Transcribe the data that follows precisely, omitting nothing.
▼▼▼
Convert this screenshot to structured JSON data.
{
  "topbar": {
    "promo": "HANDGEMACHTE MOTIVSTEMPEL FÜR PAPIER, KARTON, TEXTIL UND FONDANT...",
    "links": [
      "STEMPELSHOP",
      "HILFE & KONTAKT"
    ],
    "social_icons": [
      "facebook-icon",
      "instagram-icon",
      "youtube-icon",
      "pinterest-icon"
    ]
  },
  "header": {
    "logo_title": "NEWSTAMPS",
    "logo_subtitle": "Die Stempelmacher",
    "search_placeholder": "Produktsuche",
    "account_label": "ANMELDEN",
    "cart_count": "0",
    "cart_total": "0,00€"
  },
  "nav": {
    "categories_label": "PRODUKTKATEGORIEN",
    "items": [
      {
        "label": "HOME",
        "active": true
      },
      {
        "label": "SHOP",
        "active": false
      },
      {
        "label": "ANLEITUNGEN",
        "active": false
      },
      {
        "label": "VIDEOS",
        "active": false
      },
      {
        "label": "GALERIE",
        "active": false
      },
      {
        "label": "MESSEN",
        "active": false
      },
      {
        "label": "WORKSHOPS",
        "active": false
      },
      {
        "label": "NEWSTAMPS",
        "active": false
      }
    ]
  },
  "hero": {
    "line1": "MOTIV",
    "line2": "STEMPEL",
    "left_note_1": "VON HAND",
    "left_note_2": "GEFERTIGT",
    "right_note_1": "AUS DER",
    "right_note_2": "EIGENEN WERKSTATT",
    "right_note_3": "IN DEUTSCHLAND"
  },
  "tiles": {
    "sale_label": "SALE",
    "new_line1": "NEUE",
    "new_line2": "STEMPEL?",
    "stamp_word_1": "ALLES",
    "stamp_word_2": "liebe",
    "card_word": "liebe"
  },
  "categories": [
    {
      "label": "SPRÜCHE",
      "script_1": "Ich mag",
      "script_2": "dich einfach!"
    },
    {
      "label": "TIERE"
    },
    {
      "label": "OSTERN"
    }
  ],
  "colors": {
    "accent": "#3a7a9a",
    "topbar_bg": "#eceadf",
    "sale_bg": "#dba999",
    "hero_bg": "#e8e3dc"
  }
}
▲▲▲
Response to the task:
Convert this screenshot to structured JSON data.
{
  "topbar": {
    "promo": "HANDGEMACHTE MOTIVSTEMPEL FÜR PAPIER, KARTON, TEXTIL UND FONDANT...",
    "links": [
      "STEMPELSHOP",
      "HILFE & KONTAKT"
    ],
    "social_icons": [
      "facebook-icon",
      "instagram-icon",
      "youtube-icon",
      "pinterest-icon"
    ]
  },
  "header": {
    "logo_title": "NEWSTAMPS",
    "logo_subtitle": "Die Stempelmacher",
    "search_placeholder": "Produktsuche",
    "account_label": "ANMELDEN",
    "cart_count": "0",
    "cart_total": "0,00€"
  },
  "nav": {
    "categories_label": "PRODUKTKATEGORIEN",
    "items": [
      {
        "label": "HOME",
        "active": true
      },
      {
        "label": "SHOP",
        "active": false
      },
      {
        "label": "ANLEITUNGEN",
        "active": false
      },
      {
        "label": "VIDEOS",
        "active": false
      },
      {
        "label": "GALERIE",
        "active": false
      },
      {
        "label": "MESSEN",
        "active": false
      },
      {
        "label": "WORKSHOPS",
        "active": false
      },
      {
        "label": "NEWSTAMPS",
        "active": false
      }
    ]
  },
  "hero": {
    "line1": "MOTIV",
    "line2": "STEMPEL",
    "left_note_1": "VON HAND",
    "left_note_2": "GEFERTIGT",
    "right_note_1": "AUS DER",
    "right_note_2": "EIGENEN WERKSTATT",
    "right_note_3": "IN DEUTSCHLAND"
  },
  "tiles": {
    "sale_label": "SALE",
    "new_line1": "NEUE",
    "new_line2": "STEMPEL?",
    "stamp_word_1": "ALLES",
    "stamp_word_2": "liebe",
    "card_word": "liebe"
  },
  "categories": [
    {
      "label": "SPRÜCHE",
      "script_1": "Ich mag",
      "script_2": "dich einfach!"
    },
    {
      "label": "TIERE"
    },
    {
      "label": "OSTERN"
    }
  ],
  "colors": {
    "accent": "#3a7a9a",
    "topbar_bg": "#eceadf",
    "sale_bg": "#dba999",
    "hero_bg": "#e8e3dc"
  }
}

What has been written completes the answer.